* Given problem
Write the listing out again, all of it, word for word.

** Start of Given data **

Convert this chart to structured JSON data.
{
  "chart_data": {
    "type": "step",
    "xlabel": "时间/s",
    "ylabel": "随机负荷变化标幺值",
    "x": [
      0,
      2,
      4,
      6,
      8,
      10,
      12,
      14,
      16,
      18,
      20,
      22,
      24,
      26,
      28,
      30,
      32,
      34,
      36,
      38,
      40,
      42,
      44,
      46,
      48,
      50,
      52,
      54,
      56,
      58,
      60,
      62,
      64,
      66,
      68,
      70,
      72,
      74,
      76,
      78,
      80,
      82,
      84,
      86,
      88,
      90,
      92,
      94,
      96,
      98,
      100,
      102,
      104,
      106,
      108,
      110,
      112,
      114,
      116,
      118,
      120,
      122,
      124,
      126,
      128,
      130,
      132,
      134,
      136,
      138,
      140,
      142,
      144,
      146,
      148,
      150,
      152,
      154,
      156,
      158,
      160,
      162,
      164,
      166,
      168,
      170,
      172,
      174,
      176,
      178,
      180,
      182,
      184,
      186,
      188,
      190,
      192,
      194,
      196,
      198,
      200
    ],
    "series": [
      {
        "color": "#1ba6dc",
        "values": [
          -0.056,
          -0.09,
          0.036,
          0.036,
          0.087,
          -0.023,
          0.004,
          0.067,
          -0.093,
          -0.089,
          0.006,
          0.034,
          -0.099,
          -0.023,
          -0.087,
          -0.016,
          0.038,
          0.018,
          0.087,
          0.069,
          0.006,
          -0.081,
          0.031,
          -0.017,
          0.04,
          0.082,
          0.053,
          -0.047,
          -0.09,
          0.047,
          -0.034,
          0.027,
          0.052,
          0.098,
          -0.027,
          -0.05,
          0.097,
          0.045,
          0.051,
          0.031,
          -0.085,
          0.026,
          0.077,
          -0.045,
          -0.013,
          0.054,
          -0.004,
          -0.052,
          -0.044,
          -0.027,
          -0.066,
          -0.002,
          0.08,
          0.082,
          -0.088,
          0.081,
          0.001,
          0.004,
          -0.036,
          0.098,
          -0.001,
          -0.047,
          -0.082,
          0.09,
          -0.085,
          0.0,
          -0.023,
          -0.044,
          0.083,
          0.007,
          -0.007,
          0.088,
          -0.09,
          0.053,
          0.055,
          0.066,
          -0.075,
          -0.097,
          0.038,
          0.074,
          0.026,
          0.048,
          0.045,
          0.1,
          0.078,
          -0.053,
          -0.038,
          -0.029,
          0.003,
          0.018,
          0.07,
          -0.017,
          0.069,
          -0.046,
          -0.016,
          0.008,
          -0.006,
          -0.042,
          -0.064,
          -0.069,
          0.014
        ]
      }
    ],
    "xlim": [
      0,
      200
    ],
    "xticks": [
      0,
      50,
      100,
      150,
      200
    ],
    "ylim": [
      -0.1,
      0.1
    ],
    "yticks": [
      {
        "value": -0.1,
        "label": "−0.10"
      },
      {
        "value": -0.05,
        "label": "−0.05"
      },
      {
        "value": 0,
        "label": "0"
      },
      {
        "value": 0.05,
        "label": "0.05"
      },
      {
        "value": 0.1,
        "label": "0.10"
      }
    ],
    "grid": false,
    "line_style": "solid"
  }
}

** End of Given data **

* Solution to this task
Convert this chart to structured JSON data.
{
  "chart_data": {
    "type": "step",
    "xlabel": "时间/s",
    "ylabel": "随机负荷变化标幺值",
    "x": [
      0,
      2,
      4,
      6,
      8,
      10,
      12,
      14,
      16,
      18,
      20,
      22,
      24,
      26,
      28,
      30,
      32,
      34,
      36,
      38,
      40,
      42,
      44,
      46,
      48,
      50,
      52,
      54,
      56,
      58,
      60,
      62,
      64,
      66,
      68,
      70,
      72,
      74,
      76,
      78,
      80,
      82,
      84,
      86,
      88,
      90,
      92,
      94,
      96,
      98,
      100,
      102,
      104,
      106,
      108,
      110,
      112,
      114,
      116,
      118,
      120,
      122,
      124,
      126,
      128,
      130,
      132,
      134,
      136,
      138,
      140,
      142,
      144,
      146,
      148,
      150,
      152,
      154,
      156,
      158,
      160,
      162,
      164,
      166,
      168,
      170,
      172,
      174,
      176,
      178,
      180,
      182,
      184,
      186,
      188,
      190,
      192,
      194,
      196,
      198,
      200
    ],
    "series": [
      {
        "color": "#1ba6dc",
        "values": [
          -0.056,
          -0.09,
          0.036,
          0.036,
          0.087,
          -0.023,
          0.004,
          0.067,
          -0.093,
          -0.089,
          0.006,
          0.034,
          -0.099,
          -0.023,
          -0.087,
          -0.016,
          0.038,
          0.018,
          0.087,
          0.069,
          0.006,
          -0.081,
          0.031,
          -0.017,
          0.04,
          0.082,
          0.053,
          -0.047,
          -0.09,
          0.047,
          -0.034,
          0.027,
          0.052,
          0.098,
          -0.027,
          -0.05,
          0.097,
          0.045,
          0.051,
          0.031,
          -0.085,
          0.026,
          0.077,
          -0.045,
          -0.013,
          0.054,
          -0.004,
          -0.052,
          -0.044,
          -0.027,
          -0.066,
          -0.002,
          0.08,
          0.082,
          -0.088,
          0.081,
          0.001,
          0.004,
          -0.036,
          0.098,
          -0.001,
          -0.047,
          -0.082,
          0.09,
          -0.085,
          0.0,
          -0.023,
          -0.044,
          0.083,
          0.007,
          -0.007,
          0.088,
          -0.09,
          0.053,
          0.055,
          0.066,
          -0.075,
          -0.097,
          0.038,
          0.074,
          0.026,
          0.048,
          0.045,
          0.1,
          0.078,
          -0.053,
          -0.038,
          -0.029,
          0.003,
          0.018,
          0.07,
          -0.017,
          0.069,
          -0.046,
          -0.016,
          0.008,
          -0.006,
          -0.042,
          -0.064,
          -0.069,
          0.014
        ]
      }
    ],
    "xlim": [
      0,
      200
    ],
    "xticks": [
      0,
      50,
      100,
      150,
      200
    ],
    "ylim": [
      -0.1,
      0.1
    ],
    "yticks": [
      {
        "value": -0.1,
        "label": "−0.10"
      },
      {
        "value": -0.05,
        "label": "−0.05"
      },
      {
        "value": 0,
        "label": "0"
      },
      {
        "value": 0.05,
        "label": "0.05"
      },
      {
        "value": 0.1,
        "label": "0.10"
      }
    ],
    "grid": false,
    "line_style": "solid"
  }
}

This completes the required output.